From the listing below, select every line where the word "title" appears.
— START —
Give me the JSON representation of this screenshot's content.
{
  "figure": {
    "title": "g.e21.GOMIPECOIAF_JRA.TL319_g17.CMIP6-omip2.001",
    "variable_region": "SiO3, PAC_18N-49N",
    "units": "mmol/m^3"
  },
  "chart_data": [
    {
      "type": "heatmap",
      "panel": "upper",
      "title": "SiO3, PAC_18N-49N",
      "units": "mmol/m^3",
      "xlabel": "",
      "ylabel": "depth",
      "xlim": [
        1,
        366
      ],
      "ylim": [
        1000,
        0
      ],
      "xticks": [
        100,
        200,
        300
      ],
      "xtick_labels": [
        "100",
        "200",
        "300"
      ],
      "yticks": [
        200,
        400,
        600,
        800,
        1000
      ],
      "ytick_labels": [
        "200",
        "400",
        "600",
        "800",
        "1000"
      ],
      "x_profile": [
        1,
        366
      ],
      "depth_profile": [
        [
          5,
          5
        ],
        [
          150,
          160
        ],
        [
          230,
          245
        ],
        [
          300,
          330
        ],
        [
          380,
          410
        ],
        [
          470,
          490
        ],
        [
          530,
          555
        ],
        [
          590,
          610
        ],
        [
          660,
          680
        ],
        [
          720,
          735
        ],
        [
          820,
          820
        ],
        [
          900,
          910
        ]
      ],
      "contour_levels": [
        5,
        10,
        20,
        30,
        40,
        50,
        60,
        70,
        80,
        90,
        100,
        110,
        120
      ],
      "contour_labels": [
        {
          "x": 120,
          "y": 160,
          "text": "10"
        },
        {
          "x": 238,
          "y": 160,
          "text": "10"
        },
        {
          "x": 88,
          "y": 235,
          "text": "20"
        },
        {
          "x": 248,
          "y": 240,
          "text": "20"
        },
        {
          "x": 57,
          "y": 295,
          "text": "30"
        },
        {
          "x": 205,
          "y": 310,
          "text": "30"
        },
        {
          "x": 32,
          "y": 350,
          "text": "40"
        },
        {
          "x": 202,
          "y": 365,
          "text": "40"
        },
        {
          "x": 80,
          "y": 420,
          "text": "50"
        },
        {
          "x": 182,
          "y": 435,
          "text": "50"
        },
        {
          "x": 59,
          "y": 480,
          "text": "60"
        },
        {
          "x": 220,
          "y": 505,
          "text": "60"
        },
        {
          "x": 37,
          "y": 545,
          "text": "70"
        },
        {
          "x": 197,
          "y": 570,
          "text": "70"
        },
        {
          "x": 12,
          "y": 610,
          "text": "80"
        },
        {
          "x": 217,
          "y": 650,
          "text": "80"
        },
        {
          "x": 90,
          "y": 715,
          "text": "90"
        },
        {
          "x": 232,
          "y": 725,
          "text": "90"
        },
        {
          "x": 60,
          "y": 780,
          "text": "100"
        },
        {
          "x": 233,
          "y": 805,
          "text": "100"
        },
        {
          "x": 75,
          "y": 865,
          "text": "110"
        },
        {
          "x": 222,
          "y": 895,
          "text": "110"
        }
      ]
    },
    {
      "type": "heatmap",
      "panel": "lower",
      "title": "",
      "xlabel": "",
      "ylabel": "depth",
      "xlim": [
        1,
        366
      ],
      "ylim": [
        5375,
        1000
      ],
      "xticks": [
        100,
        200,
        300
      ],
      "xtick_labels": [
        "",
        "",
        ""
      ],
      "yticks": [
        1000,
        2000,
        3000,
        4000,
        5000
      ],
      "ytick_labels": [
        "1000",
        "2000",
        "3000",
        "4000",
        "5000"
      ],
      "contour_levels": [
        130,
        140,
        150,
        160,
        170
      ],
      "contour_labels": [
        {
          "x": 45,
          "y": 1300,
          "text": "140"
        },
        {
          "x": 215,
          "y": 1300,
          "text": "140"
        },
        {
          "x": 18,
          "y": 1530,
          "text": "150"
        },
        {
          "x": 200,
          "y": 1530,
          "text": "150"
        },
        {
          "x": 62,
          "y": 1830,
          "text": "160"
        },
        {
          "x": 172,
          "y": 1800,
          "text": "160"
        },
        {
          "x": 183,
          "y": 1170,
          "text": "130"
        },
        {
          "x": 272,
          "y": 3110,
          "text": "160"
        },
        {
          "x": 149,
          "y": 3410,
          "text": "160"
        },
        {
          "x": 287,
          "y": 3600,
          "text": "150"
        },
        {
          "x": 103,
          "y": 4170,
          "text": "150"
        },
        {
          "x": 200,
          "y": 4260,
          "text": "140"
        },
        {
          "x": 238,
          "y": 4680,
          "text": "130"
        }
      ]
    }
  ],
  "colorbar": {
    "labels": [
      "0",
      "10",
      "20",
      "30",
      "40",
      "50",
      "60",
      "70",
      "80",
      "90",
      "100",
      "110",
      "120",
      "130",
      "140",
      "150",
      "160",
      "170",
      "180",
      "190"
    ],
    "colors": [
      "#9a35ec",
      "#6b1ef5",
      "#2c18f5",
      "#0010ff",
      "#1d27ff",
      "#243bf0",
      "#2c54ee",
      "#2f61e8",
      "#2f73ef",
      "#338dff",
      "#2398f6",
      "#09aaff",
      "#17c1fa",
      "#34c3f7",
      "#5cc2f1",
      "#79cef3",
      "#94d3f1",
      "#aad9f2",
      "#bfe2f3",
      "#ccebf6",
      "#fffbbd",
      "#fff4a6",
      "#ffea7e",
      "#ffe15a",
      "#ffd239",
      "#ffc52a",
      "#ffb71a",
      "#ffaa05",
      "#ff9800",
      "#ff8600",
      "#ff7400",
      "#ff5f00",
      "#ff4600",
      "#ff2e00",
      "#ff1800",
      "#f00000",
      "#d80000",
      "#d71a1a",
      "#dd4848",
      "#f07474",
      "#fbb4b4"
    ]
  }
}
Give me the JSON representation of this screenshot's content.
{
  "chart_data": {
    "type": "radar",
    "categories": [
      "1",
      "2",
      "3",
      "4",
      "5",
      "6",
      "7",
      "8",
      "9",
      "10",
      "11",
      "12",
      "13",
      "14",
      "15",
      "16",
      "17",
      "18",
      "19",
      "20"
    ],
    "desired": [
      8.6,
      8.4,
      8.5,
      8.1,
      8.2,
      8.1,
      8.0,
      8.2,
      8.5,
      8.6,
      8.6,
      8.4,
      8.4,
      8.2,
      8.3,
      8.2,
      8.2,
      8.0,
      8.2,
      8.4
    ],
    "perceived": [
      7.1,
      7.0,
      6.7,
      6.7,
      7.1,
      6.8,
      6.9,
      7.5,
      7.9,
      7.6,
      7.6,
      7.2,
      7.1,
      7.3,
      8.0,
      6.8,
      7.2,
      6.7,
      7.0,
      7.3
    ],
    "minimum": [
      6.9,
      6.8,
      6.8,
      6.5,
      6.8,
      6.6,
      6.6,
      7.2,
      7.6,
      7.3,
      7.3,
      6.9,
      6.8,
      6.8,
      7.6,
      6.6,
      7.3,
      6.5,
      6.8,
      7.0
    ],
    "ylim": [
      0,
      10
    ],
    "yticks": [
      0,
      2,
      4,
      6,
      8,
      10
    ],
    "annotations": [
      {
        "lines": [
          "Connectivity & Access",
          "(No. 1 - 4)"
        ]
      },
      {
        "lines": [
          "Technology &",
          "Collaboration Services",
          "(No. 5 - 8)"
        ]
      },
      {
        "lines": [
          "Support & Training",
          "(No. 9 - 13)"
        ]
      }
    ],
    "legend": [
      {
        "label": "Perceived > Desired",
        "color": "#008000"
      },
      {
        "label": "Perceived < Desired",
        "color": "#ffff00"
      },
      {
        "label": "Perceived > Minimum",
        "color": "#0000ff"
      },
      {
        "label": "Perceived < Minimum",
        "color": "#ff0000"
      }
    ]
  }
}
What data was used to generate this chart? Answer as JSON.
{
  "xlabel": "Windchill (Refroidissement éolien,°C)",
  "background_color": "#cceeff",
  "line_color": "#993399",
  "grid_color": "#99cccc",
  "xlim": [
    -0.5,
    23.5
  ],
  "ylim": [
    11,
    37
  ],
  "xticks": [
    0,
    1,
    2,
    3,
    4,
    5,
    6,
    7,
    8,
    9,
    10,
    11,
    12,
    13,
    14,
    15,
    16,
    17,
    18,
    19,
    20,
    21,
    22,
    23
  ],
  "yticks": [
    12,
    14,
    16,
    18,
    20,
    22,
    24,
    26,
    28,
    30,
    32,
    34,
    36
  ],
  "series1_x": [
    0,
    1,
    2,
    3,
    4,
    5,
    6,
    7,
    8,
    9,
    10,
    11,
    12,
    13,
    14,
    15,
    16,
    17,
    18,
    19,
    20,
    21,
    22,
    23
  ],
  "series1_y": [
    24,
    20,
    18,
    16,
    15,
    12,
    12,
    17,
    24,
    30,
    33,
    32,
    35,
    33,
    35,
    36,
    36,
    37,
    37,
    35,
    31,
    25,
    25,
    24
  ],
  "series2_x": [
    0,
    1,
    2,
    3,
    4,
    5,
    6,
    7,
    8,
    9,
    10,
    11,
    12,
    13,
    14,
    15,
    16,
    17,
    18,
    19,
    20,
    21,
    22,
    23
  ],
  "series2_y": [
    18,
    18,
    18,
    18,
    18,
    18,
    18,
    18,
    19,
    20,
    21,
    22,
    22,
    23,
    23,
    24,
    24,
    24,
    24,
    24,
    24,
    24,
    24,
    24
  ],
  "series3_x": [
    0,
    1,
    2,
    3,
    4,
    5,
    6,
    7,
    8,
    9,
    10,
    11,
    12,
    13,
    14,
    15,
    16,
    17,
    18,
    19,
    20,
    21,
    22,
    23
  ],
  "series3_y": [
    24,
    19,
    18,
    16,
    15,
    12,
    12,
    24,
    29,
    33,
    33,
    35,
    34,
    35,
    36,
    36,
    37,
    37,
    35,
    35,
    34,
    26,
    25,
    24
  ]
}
— END —
SOLUTION TO THE EXERCISE |
    "title": "g.e21.GOMIPECOIAF_JRA.TL319_g17.CMIP6-omip2.001",
      "title": "SiO3, PAC_18N-49N",
      "title": "",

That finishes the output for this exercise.